Among the entries below, find the lines with "медицинские" and copy them.

▸ **EXTRACTED ENTRIES**

◆ ◆ ◆ ◆ ◆ ◆ ◆

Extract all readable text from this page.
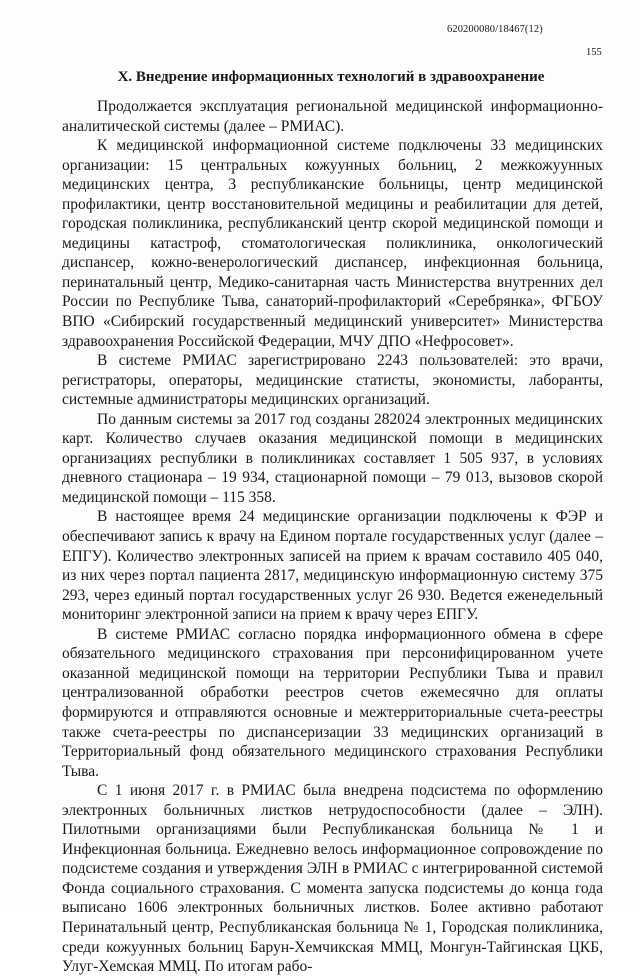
620200080/18467(12)
155
X. Внедрение информационных технологий в здравоохранение

Продолжается эксплуатация региональной медицинской информационно-аналитической системы (далее – РМИАС).

К медицинской информационной системе подключены 33 медицинских организации: 15 центральных кожуунных больниц, 2 межкожуунных медицинских центра, 3 республиканские больницы, центр медицинской профилактики, центр восстановительной медицины и реабилитации для детей, городская поликлиника, республиканский центр скорой медицинской помощи и медицины катастроф, стоматологическая поликлиника, онкологический диспансер, кожно-венерологический диспансер, инфекционная больница, перинатальный центр, Медико-санитарная часть Министерства внутренних дел России по Республике Тыва, санаторий-профилакторий «Серебрянка», ФГБОУ ВПО «Сибирский государственный медицинский университет» Министерства здравоохранения Российской Федерации, МЧУ ДПО «Нефросовет».

В системе РМИАС зарегистрировано 2243 пользователей: это врачи, регистраторы, операторы, медицинские статисты, экономисты, лаборанты, системные администраторы медицинских организаций.

По данным системы за 2017 год созданы 282024 электронных медицинских карт. Количество случаев оказания медицинской помощи в медицинских организациях республики в поликлиниках составляет 1 505 937, в условиях дневного стационара – 19 934, стационарной помощи – 79 013, вызовов скорой медицинской помощи – 115 358.

В настоящее время 24 медицинские организации подключены к ФЭР и обеспечивают запись к врачу на Едином портале государственных услуг (далее – ЕПГУ). Количество электронных записей на прием к врачам составило 405 040, из них через портал пациента 2817, медицинскую информационную систему 375 293, через единый портал государственных услуг 26 930. Ведется еженедельный мониторинг электронной записи на прием к врачу через ЕПГУ.

В системе РМИАС согласно порядка информационного обмена в сфере обязательного медицинского страхования при персонифицированном учете оказанной медицинской помощи на территории Республики Тыва и правил централизованной обработки реестров счетов ежемесячно для оплаты формируются и отправляются основные и межтерриториальные счета-реестры также счета-реестры по диспансеризации 33 медицинских организаций в Территориальный фонд обязательного медицинского страхования Республики Тыва.

С 1 июня 2017 г. в РМИАС была внедрена подсистема по оформлению электронных больничных листков нетрудоспособности (далее – ЭЛН). Пилотными организациями были Республиканская больница № 1 и Инфекционная больница. Ежедневно велось информационное сопровождение по подсистеме создания и утверждения ЭЛН в РМИАС с интегрированной системой Фонда социального страхования. С момента запуска подсистемы до конца года выписано 1606 электронных больничных листков. Более активно работают Перинатальный центр, Республиканская больница № 1, Городская поликлиника, среди кожуунных больниц Барун-Хемчикская ММЦ, Монгун-Тайгинская ЦКБ, Улуг-Хемская ММЦ. По итогам рабо-
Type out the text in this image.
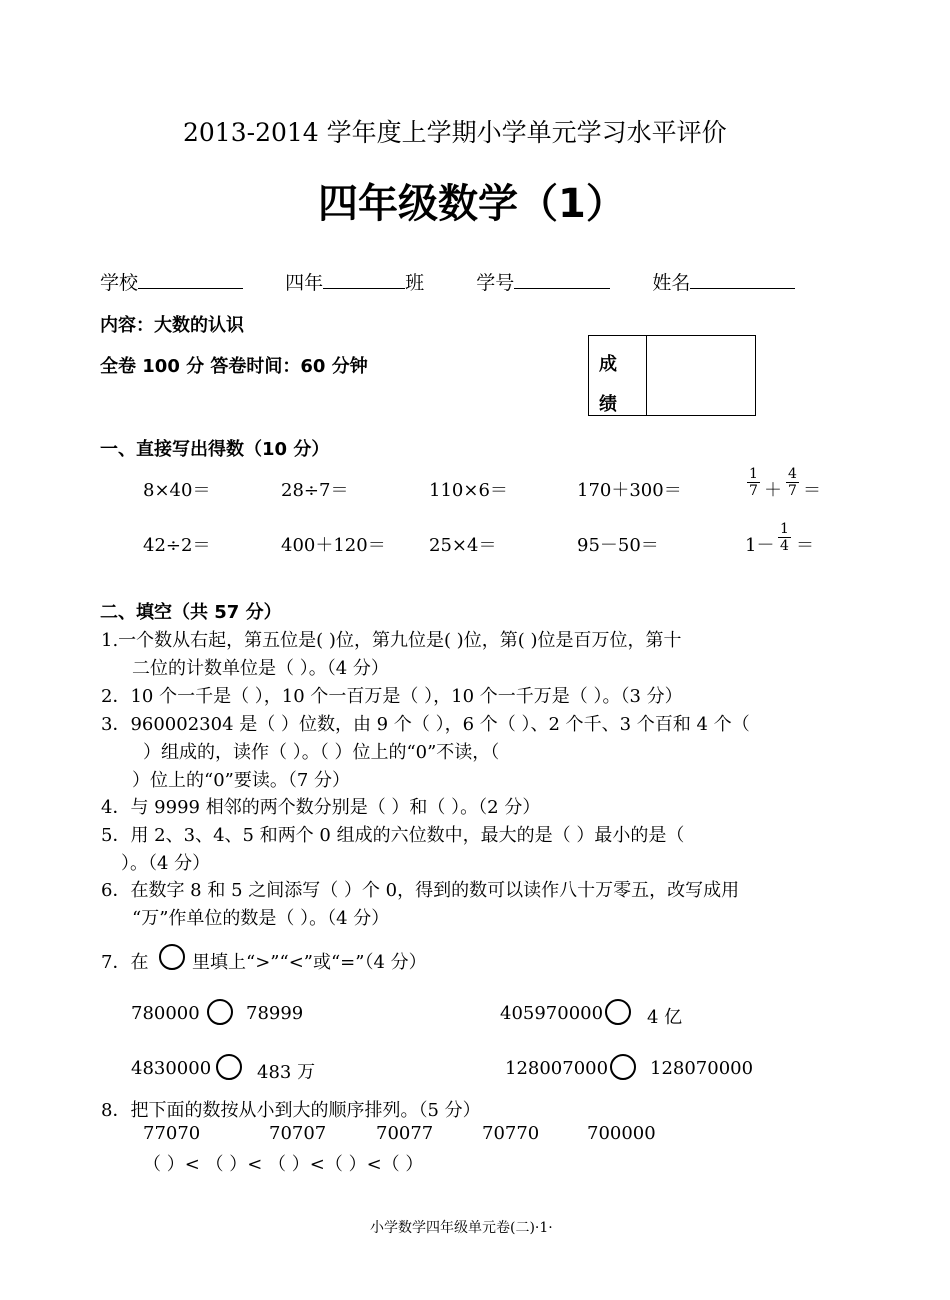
2013-2014 学年度上学期小学单元学习水平评价
四年级数学（1）
学校	四年	班	学号	姓名
内容：大数的认识
全卷 100 分 答卷时间：60 分钟	成
绩
一、直接写出得数（10 分）
8×40＝	28÷7＝	110×6＝	170＋300＝	$\frac{1}{7} + \frac{4}{7}$ ＝
42÷2＝	400＋120＝ 25×4＝	95－50＝	$1- \frac{1}{4}$ ＝
二、填空（共 57 分）
1.一个数从右起，第五位是( )位，第九位是( )位，第( )位是百万位，第十
二位的计数单位是（ ）。（4 分）
2．10 个一千是（ ），10 个一百万是（ ），10 个一千万是（ ）。（3 分）
3．960002304 是（ ）位数，由 9 个（ ），6 个（ ）、2 个千、3 个百和 4 个（
）组成的，读作（ ）。（ ）位上的“0”不读，（
）位上的“0”要读。（7 分）
4．与 9999 相邻的两个数分别是（ ）和（ ）。（2 分）
5．用 2、3、4、5 和两个 0 组成的六位数中，最大的是（ ）最小的是（
）。（4 分）
6．在数字 8 和 5 之间添写（ ）个 0，得到的数可以读作八十万零五，改写成用
“万”作单位的数是（ ）。（4 分）
7．在 里填上“>”“<”或“=”（4 分）
780000	78999	405970000 4 亿
4830000	483 万	128007000 128070000
8．把下面的数按从小到大的顺序排列。（5 分）
77070	70707	70077	70770	700000
（ ）< （ ）< （ ）<（ ）<（ ）
小学数学四年级单元卷(二)·1·
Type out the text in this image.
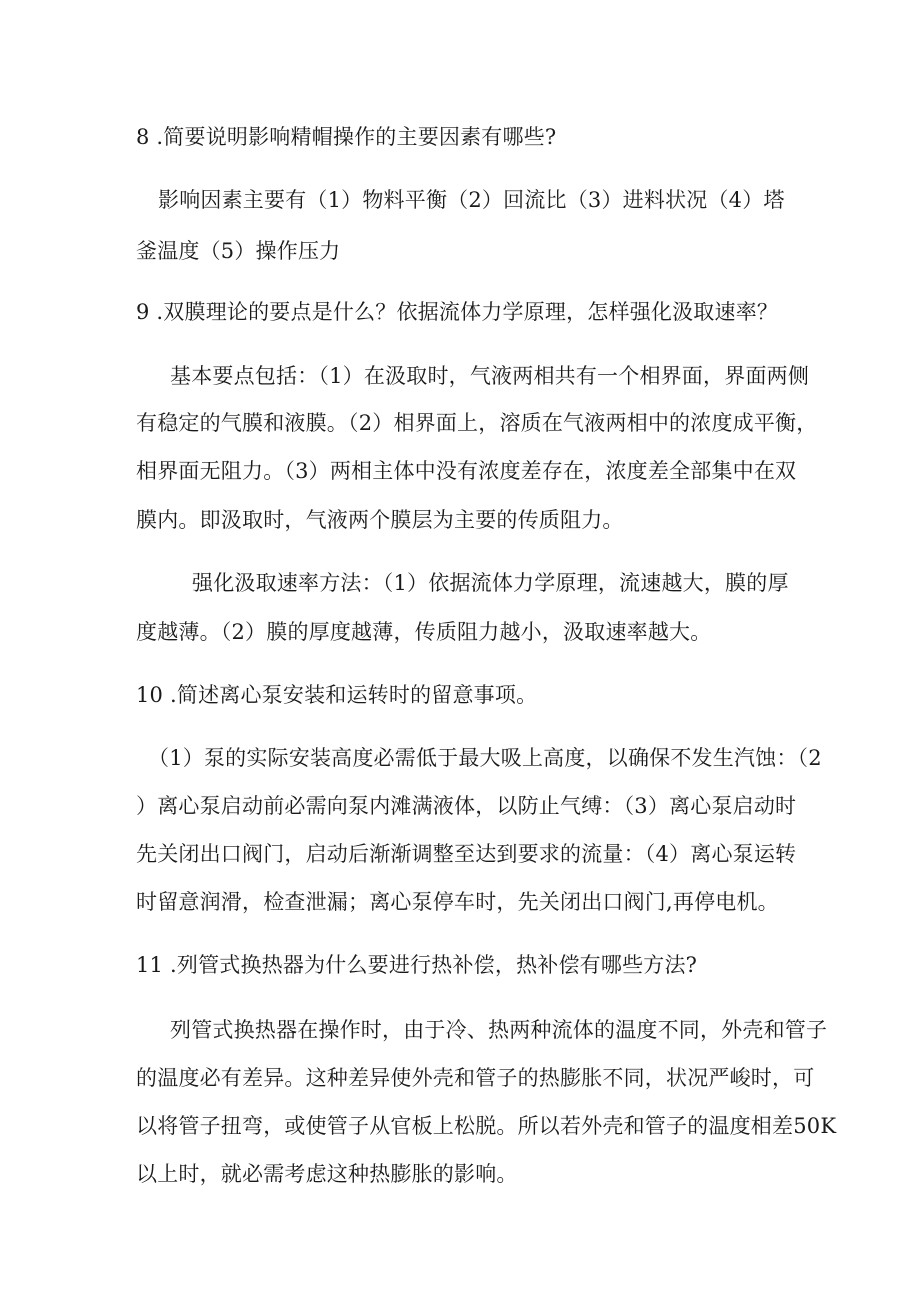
8 .简要说明影响精帽操作的主要因素有哪些?
影响因素主要有（1）物料平衡（2）回流比（3）进料状况（4）塔
釜温度（5）操作压力
9 .双膜理论的要点是什么？依据流体力学原理，怎样强化汲取速率？
基本要点包括：（1）在汲取时，气液两相共有一个相界面，界面两侧
有稳定的气膜和液膜。（2）相界面上，溶质在气液两相中的浓度成平衡，
相界面无阻力。（3）两相主体中没有浓度差存在，浓度差全部集中在双
膜内。即汲取时，气液两个膜层为主要的传质阻力。
强化汲取速率方法：（1）依据流体力学原理，流速越大，膜的厚
度越薄。（2）膜的厚度越薄，传质阻力越小，汲取速率越大。
10 .简述离心泵安装和运转时的留意事项。
（1）泵的实际安装高度必需低于最大吸上高度，以确保不发生汽蚀：（2
）离心泵启动前必需向泵内滩满液体，以防止气缚：（3）离心泵启动时
先关闭出口阀门，启动后渐渐调整至达到要求的流量：（4）离心泵运转
时留意润滑，检查泄漏；离心泵停车时，先关闭出口阀门,再停电机。
11 .列管式换热器为什么要进行热补偿，热补偿有哪些方法?
列管式换热器在操作时，由于冷、热两种流体的温度不同，外壳和管子
的温度必有差异。这种差异使外壳和管子的热膨胀不同，状况严峻时，可
以将管子扭弯，或使管子从官板上松脱。所以若外壳和管子的温度相差50K
以上时，就必需考虑这种热膨胀的影响。
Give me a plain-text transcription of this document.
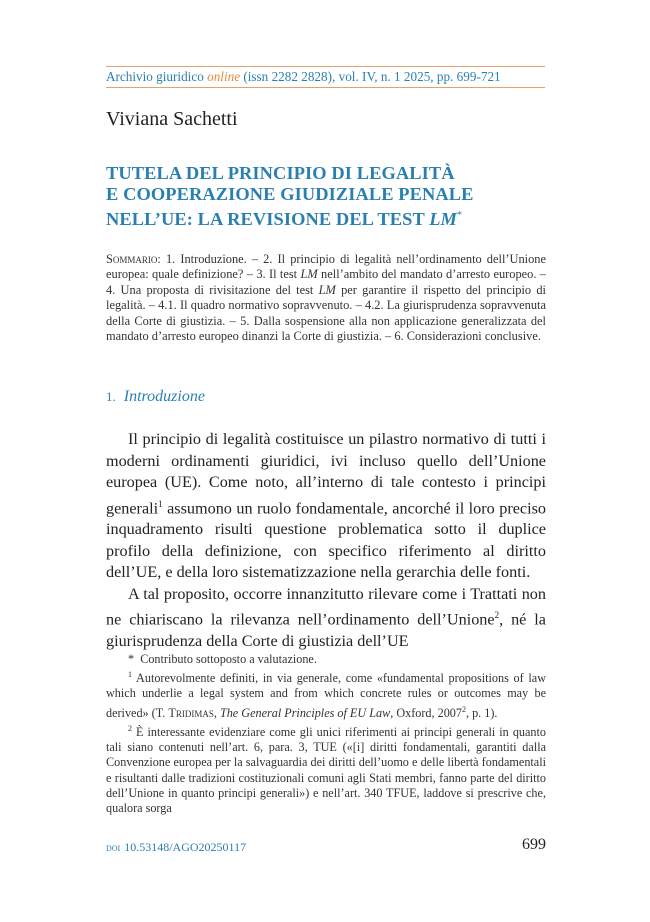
Archivio giuridico online (issn 2282 2828), vol. IV, n. 1 2025, pp. 699-721
Viviana Sachetti
TUTELA DEL PRINCIPIO DI LEGALITÀ
E COOPERAZIONE GIUDIZIALE PENALE
NELL’UE: LA REVISIONE DEL TEST LM*
Sommario: 1. Introduzione. – 2. Il principio di legalità nell’ordinamento dell’Unione europea: quale definizione? – 3. Il test LM nell’ambito del mandato d’arresto europeo. – 4. Una proposta di rivisitazione del test LM per garantire il rispetto del principio di legalità. – 4.1. Il quadro normativo sopravvenuto. – 4.2. La giurisprudenza sopravvenuta della Corte di giustizia. – 5. Dalla sospensione alla non applicazione generalizzata del mandato d’arresto europeo dinanzi la Corte di giustizia. – 6. Considerazioni conclusive.
1. Introduzione

Il principio di legalità costituisce un pilastro normativo di tutti i moderni ordinamenti giuridici, ivi incluso quello dell’Unione europea (UE). Come noto, all’interno di tale contesto i principi generali$^1$ assumono un ruolo fondamentale, ancorché il loro preciso inquadramento risulti questione problematica sotto il duplice profilo della definizione, con specifico riferimento al diritto dell’UE, e della loro sistematizzazione nella gerarchia delle fonti.

A tal proposito, occorre innanzitutto rilevare come i Trattati non ne chiariscano la rilevanza nell’ordinamento dell’Unione$^2$, né la giurisprudenza della Corte di giustizia dell’UE

* Contributo sottoposto a valutazione.

$^1$ Autorevolmente definiti, in via generale, come «fundamental propositions of law which underlie a legal system and from which concrete rules or outcomes may be derived» (T. Tridimas, The General Principles of EU Law, Oxford, 2007$^2$, p. 1).

$^2$ È interessante evidenziare come gli unici riferimenti ai principi generali in quanto tali siano contenuti nell’art. 6, para. 3, TUE («[i] diritti fondamentali, garantiti dalla Convenzione europea per la salvaguardia dei diritti dell’uomo e delle libertà fondamentali e risultanti dalle tradizioni costituzionali comuni agli Stati membri, fanno parte del diritto dell’Unione in quanto principi generali») e nell’art. 340 TFUE, laddove si prescrive che, qualora sorga

doi 10.53148/AGO20250117	699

◆ ◆ ◆ ◆ ◆ ◆ ◆

▸ **RESPONSE TO THIS TASK**
В системе РМИАС зарегистрировано 2243 пользователей: это врачи, регистраторы, операторы, медицинские статисты, экономисты, лаборанты, системные администраторы медицинских организаций.
В настоящее время 24 медицинские организации подключены к ФЭР и обеспечивают запись к врачу на Едином портале государственных услуг (далее – ЕПГУ). Количество электронных записей на прием к врачам составило 405 040, из них через портал пациента 2817, медицинскую информационную систему 375 293, через единый портал государственных услуг 26 930. Ведется еженедельный мониторинг электронной записи на прием к врачу через ЕПГУ.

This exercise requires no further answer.